◆ **TAREAS Y EJERCICIOS**:
1. Resuma en dos oraciones el hilo sobre el amplificador Pronext.
2. Modifique el fragmento del hilo sobre el amplificador Pronext que va desde "# Amplificador Pronext" hasta "para la reparacion." y reemplace en él "relays" por "relés".

◆ **EXTRACTO DEL DOCUMENTO**:

::::

# Amplificador Pronext se queda sin audio



## jva (Sep 26, 2012)

buenas, amplificador pronext AV-6158R al subir el volumen mas de la mitad o el bajo se queda sin audio, lo he probado en la cuatro salidas de audio, como que se protege ya que se activan los relays, en el display todo esta nomal,  bajo el volumen y vuelve el audio, gracias por sus sugerencais para la reparacion.


----------



## DOSMETROS (Sep 26, 2012)

De cuanto es la impedancia de los parlantes ?

Como comenzó ?

Antes andaba bien ?

Cambiaste algo en la instalación ?


----------



## jva (Sep 26, 2012)

no he cambiado nada, son los mismos parlantes, de pronto se me presento esta falla, gracias


----------



## Ratmayor (Sep 29, 2012)

Mide la impedancia de los parlantes, pudo haberse alterado, de estar bien, podríamos pensar que el amplificador tiene protección contra sobre cargas y algo anda mal con ese circuito. Saludos...


----------



## jva (Oct 2, 2012)

el sistema de proteccion se activa aunque esten desconectados los parlantes. esto pasa si le subo el volumen o el bajo, pero en el display todo esta normal.


----------



## SAYTRONIC (Oct 2, 2012)

jva dijo:


> el sistema de proteccion se activa aunque esten desconectados los parlantes. esto pasa si le subo el volumen o el bajo, pero en el display todo esta normal.

::::

◆ **SECCIÓN DE DATOS**:

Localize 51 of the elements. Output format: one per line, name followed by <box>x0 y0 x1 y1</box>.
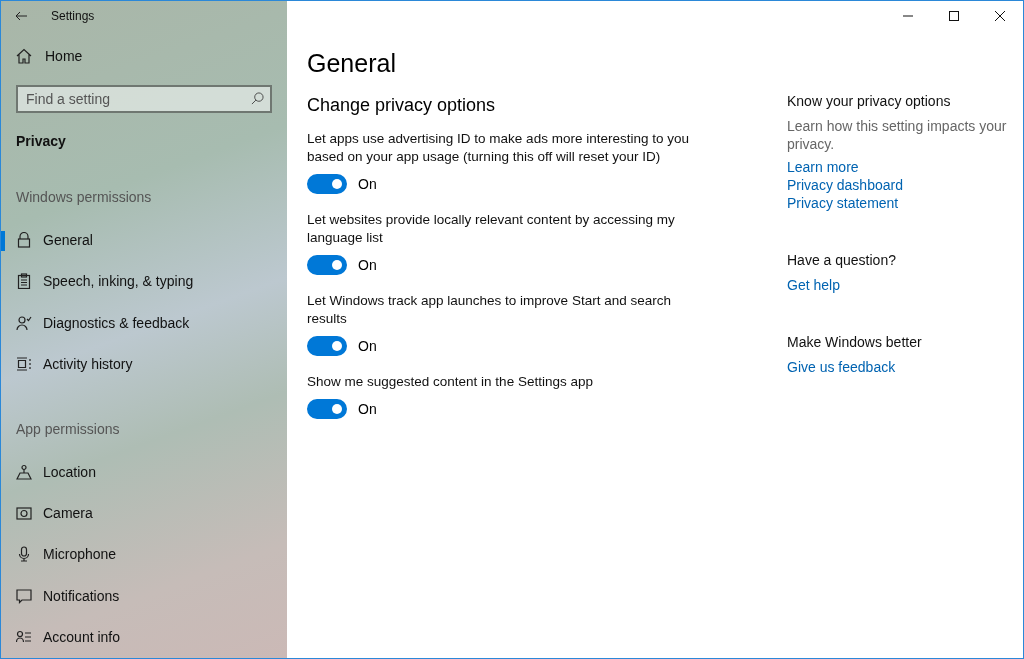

::::

◆ **RESPUESTAS POR TAREA**:
1. Un usuario informa que su amplificador Pronext AV-6158R se queda sin audio al subir el volumen a más de la mitad o al subir el bajo, y que parece protegerse porque se activan los relés, aunque el display se ve normal. Otros participantes preguntan por la impedancia de los parlantes y por cambios en la instalación, y sugieren medir esa impedancia o revisar el circuito de protección contra sobrecargas; el usuario responde que no cambió nada y que la protección se activa incluso con los parlantes desconectados.

2.
# Amplificador Pronext se queda sin audio



## jva (Sep 26, 2012)

buenas, amplificador pronext AV-6158R al subir el volumen mas de la mitad o el bajo se queda sin audio, lo he probado en la cuatro salidas de audio, como que se protege ya que se activan los relés, en el display todo esta nomal,  bajo el volumen y vuelve el audio, gracias por sus sugerencais para la reparacion.